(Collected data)
============
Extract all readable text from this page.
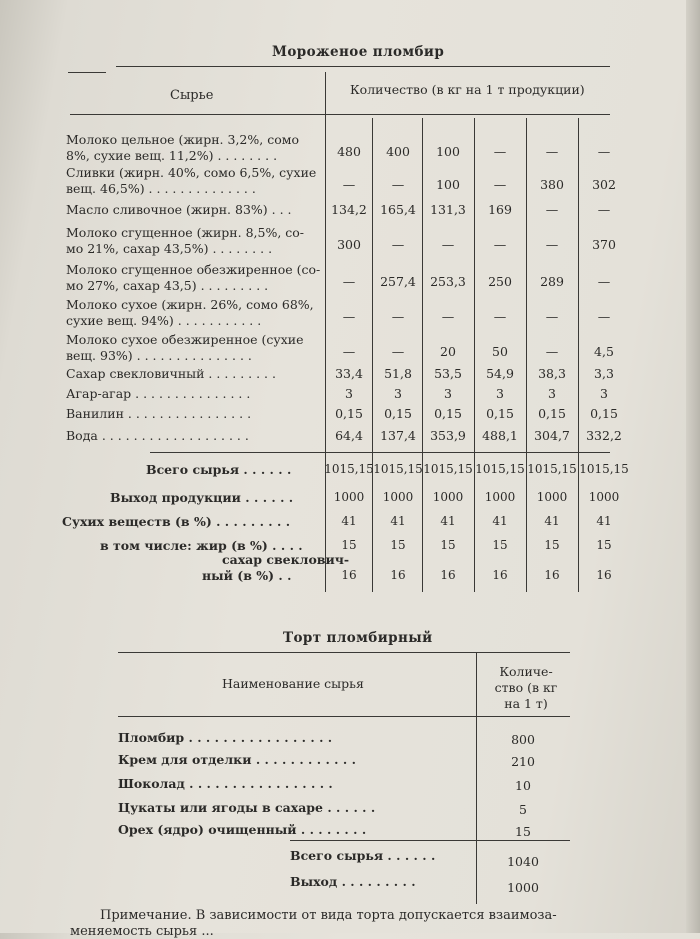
Мороженое пломбир
Сырье	Количество (в кг на 1 т продукции)
Молоко цельное (жирн. 3,2%, сомо
8%, сухие вещ. 11,2%) . . . . . . . .	480	400	100	—	—	—
Сливки (жирн. 40%, сомо 6,5%, сухие
вещ. 46,5%) . . . . . . . . . . . . . .	—	—	100	—	380	302
Масло сливочное (жирн. 83%) . . .	134,2	165,4	131,3	169	—	—
Молоко сгущенное (жирн. 8,5%, со-
мо 21%, сахар 43,5%) . . . . . . . .	300	—	—	—	—	370
Молоко сгущенное обезжиренное (со-
мо 27%, сахар 43,5) . . . . . . . . .	—	257,4	253,3	250	289	—
Молоко сухое (жирн. 26%, сомо 68%,
сухие вещ. 94%) . . . . . . . . . . .	—	—	—	—	—	—
Молоко сухое обезжиренное (сухие
вещ. 93%) . . . . . . . . . . . . . . .	—	—	20	50	—	4,5
Сахар свекловичный . . . . . . . . .	33,4	51,8	53,5	54,9	38,3	3,3
Агар-агар . . . . . . . . . . . . . . .	3	3	3	3	3	3
Ванилин . . . . . . . . . . . . . . . .	0,15	0,15	0,15	0,15	0,15	0,15
Вода . . . . . . . . . . . . . . . . . . .	64,4	137,4	353,9	488,1	304,7	332,2
Всего сырья . . . . . .	1015,15 1015,15 1015,15 1015,15 1015,15 1015,15
Выход продукции . . . . . .	1000	1000	1000	1000	1000	1000
Сухих веществ (в %) . . . . . . . . .	41	41	41	41	41	41
в том числе: жир (в %) . . . .	15	15	15	15	15	15
сахар свеклович-
ный (в %) . .	16	16	16	16	16	16
Торт пломбирный
Наименование сырья
Количе-
ство (в кг
на 1 т)
Пломбир . . . . . . . . . . . . . . . . .	800
Крем для отделки . . . . . . . . . . . .	210
Шоколад . . . . . . . . . . . . . . . . .	10
Цукаты или ягоды в сахаре . . . . . .	5
Орех (ядро) очищенный . . . . . . . .	15
Всего сырья . . . . . .	1040
Выход . . . . . . . . .	1000
Примечание. В зависимости от вида торта допускается взаимоза-
меняемость сырья ...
============
_Written task:_ Search the entries for the word "сухое", then gather every line that has it.

_Final answer:_
Молоко сухое (жирн. 26%, сомо 68%,
Молоко сухое обезжиренное (сухие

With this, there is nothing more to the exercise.